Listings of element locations
- - - -

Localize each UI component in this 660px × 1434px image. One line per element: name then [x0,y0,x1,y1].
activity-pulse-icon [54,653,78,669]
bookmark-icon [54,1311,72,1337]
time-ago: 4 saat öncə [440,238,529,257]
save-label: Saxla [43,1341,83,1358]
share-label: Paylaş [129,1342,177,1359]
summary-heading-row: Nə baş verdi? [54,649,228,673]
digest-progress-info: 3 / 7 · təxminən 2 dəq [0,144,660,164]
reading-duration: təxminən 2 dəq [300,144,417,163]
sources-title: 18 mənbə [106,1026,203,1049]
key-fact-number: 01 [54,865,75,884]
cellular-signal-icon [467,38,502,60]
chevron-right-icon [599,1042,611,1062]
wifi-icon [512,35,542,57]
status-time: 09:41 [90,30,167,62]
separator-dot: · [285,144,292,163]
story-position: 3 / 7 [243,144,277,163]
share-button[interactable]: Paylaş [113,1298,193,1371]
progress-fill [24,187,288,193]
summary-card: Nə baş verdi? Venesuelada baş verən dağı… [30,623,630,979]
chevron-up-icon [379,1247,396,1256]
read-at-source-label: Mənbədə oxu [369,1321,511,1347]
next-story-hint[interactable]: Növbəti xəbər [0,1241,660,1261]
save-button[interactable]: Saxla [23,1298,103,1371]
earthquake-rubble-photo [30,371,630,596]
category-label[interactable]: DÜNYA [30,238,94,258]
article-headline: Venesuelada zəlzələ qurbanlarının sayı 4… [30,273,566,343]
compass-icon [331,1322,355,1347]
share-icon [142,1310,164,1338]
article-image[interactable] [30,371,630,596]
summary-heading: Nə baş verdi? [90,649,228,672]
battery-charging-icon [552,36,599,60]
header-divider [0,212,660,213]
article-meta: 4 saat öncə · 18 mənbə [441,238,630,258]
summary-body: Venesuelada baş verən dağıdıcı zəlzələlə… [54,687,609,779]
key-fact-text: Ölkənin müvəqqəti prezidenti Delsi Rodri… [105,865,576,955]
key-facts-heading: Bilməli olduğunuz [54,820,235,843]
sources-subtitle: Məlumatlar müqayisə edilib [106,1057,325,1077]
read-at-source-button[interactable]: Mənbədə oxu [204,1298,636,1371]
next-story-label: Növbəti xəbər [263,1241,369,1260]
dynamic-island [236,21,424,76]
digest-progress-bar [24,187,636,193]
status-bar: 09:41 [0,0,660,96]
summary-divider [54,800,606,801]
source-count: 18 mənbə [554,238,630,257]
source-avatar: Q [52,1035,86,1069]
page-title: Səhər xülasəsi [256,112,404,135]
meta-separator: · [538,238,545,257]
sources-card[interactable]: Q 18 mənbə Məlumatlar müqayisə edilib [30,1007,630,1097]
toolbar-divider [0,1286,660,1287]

- - - -

▸ WRITTEN INSTRUCTION: Reproduce the records above word for word, keeping every line and changing nothing.

▸ COMPLETE OUTPUT:
Localize each UI component in this 660px × 1434px image. One line per element: name then [x0,y0,x1,y1].
activity-pulse-icon [54,653,78,669]
bookmark-icon [54,1311,72,1337]
time-ago: 4 saat öncə [440,238,529,257]
save-label: Saxla [43,1341,83,1358]
share-label: Paylaş [129,1342,177,1359]
summary-heading-row: Nə baş verdi? [54,649,228,673]
digest-progress-info: 3 / 7 · təxminən 2 dəq [0,144,660,164]
reading-duration: təxminən 2 dəq [300,144,417,163]
sources-title: 18 mənbə [106,1026,203,1049]
key-fact-number: 01 [54,865,75,884]
cellular-signal-icon [467,38,502,60]
chevron-right-icon [599,1042,611,1062]
wifi-icon [512,35,542,57]
status-time: 09:41 [90,30,167,62]
separator-dot: · [285,144,292,163]
story-position: 3 / 7 [243,144,277,163]
share-button[interactable]: Paylaş [113,1298,193,1371]
progress-fill [24,187,288,193]
summary-card: Nə baş verdi? Venesuelada baş verən dağı… [30,623,630,979]
chevron-up-icon [379,1247,396,1256]
read-at-source-label: Mənbədə oxu [369,1321,511,1347]
next-story-hint[interactable]: Növbəti xəbər [0,1241,660,1261]
save-button[interactable]: Saxla [23,1298,103,1371]
earthquake-rubble-photo [30,371,630,596]
category-label[interactable]: DÜNYA [30,238,94,258]
article-headline: Venesuelada zəlzələ qurbanlarının sayı 4… [30,273,566,343]
compass-icon [331,1322,355,1347]
share-icon [142,1310,164,1338]
article-image[interactable] [30,371,630,596]
summary-heading: Nə baş verdi? [90,649,228,672]
battery-charging-icon [552,36,599,60]
header-divider [0,212,660,213]
article-meta: 4 saat öncə · 18 mənbə [441,238,630,258]
summary-body: Venesuelada baş verən dağıdıcı zəlzələlə… [54,687,609,779]
key-fact-text: Ölkənin müvəqqəti prezidenti Delsi Rodri… [105,865,576,955]
key-facts-heading: Bilməli olduğunuz [54,820,235,843]
sources-subtitle: Məlumatlar müqayisə edilib [106,1057,325,1077]
read-at-source-button[interactable]: Mənbədə oxu [204,1298,636,1371]
next-story-label: Növbəti xəbər [263,1241,369,1260]
dynamic-island [236,21,424,76]
digest-progress-bar [24,187,636,193]
status-bar: 09:41 [0,0,660,96]
summary-divider [54,800,606,801]
source-count: 18 mənbə [554,238,630,257]
source-avatar: Q [52,1035,86,1069]
page-title: Səhər xülasəsi [256,112,404,135]
meta-separator: · [538,238,545,257]
sources-card[interactable]: Q 18 mənbə Məlumatlar müqayisə edilib [30,1007,630,1097]
toolbar-divider [0,1286,660,1287]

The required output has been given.